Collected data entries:
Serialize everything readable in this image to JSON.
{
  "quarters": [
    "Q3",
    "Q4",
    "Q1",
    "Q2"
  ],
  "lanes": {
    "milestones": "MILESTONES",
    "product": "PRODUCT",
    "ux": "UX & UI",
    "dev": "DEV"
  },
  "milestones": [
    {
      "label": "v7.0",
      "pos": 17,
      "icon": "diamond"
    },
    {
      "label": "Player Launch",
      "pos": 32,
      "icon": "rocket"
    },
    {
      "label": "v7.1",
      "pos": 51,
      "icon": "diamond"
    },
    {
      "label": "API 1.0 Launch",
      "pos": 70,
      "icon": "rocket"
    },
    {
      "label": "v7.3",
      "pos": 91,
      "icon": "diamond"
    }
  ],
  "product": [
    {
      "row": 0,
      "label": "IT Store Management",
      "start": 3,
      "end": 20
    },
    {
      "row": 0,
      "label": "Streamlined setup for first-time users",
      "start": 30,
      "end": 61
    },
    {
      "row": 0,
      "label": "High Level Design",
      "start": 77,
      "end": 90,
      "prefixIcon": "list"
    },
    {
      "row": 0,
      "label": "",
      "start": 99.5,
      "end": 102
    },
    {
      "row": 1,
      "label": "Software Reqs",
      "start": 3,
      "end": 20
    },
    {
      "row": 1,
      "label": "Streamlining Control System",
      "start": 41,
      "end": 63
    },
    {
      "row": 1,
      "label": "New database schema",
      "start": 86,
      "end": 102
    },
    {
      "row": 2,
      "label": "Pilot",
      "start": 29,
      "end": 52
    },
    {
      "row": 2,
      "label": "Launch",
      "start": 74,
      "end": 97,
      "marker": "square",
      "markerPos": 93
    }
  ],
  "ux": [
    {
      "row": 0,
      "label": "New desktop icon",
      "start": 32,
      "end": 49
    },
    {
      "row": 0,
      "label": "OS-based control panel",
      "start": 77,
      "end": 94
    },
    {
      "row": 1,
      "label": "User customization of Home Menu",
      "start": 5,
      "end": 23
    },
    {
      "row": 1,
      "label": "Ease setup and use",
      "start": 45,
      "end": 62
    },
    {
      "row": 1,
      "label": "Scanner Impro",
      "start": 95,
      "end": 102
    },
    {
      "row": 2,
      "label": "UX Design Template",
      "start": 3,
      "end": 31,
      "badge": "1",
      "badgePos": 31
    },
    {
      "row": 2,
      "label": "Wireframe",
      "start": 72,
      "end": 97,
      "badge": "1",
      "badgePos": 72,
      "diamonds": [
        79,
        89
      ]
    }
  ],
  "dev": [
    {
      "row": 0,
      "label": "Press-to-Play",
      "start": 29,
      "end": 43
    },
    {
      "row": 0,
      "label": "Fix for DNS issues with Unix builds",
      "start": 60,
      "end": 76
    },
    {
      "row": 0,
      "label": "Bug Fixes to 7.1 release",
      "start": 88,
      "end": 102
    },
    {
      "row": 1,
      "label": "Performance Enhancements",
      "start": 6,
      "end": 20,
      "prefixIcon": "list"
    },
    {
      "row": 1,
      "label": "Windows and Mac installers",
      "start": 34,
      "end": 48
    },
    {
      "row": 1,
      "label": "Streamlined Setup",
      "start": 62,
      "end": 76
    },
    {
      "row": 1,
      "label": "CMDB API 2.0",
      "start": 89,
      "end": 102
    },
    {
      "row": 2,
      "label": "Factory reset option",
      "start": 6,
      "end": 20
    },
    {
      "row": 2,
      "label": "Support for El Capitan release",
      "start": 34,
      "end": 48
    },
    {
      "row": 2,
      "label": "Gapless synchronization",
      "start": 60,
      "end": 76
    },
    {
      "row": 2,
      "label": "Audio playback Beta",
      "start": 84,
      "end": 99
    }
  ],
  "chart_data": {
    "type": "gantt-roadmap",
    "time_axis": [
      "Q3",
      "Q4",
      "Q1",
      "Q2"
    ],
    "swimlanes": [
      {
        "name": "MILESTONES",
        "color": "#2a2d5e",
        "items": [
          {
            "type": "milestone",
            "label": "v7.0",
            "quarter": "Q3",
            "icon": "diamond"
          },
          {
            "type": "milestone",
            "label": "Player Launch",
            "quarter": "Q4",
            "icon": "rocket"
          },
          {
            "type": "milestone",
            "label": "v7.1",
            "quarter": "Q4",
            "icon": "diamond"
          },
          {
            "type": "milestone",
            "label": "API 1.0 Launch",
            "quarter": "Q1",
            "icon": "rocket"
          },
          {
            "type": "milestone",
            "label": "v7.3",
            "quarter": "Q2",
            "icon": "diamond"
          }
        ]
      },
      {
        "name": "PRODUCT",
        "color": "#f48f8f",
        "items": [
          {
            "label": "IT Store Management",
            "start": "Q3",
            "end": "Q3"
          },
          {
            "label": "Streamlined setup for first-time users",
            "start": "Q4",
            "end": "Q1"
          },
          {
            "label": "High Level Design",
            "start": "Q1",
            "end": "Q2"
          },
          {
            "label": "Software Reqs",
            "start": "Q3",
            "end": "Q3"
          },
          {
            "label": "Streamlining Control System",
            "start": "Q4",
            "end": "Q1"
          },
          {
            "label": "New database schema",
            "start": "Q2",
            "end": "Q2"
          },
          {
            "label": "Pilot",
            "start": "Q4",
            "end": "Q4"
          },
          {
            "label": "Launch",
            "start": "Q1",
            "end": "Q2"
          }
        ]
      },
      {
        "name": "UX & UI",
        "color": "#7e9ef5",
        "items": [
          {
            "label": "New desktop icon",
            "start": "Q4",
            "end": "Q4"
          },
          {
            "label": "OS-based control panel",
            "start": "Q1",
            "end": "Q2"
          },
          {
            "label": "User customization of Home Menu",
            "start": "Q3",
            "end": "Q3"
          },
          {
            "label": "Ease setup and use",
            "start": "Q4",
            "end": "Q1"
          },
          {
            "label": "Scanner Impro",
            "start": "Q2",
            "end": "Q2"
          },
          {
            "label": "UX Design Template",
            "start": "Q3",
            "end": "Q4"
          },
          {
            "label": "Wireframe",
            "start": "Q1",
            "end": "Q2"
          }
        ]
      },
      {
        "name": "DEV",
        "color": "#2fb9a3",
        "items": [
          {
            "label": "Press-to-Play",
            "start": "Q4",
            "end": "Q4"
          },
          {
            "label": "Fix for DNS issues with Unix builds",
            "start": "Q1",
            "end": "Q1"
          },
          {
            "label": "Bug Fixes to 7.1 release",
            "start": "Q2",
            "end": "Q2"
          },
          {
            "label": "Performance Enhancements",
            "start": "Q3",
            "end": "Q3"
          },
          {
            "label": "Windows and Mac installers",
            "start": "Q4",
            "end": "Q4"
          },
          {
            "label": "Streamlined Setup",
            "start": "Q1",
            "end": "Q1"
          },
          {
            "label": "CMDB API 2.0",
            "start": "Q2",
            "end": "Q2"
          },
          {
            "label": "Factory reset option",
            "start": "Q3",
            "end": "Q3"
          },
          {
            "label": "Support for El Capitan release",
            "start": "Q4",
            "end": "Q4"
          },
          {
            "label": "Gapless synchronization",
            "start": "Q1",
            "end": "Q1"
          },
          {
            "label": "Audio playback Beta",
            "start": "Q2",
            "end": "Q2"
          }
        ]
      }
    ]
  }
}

What is required: Return all lines containing the word "desktop".

Solution to this exercise:
      "label": "New desktop icon",
            "label": "New desktop icon",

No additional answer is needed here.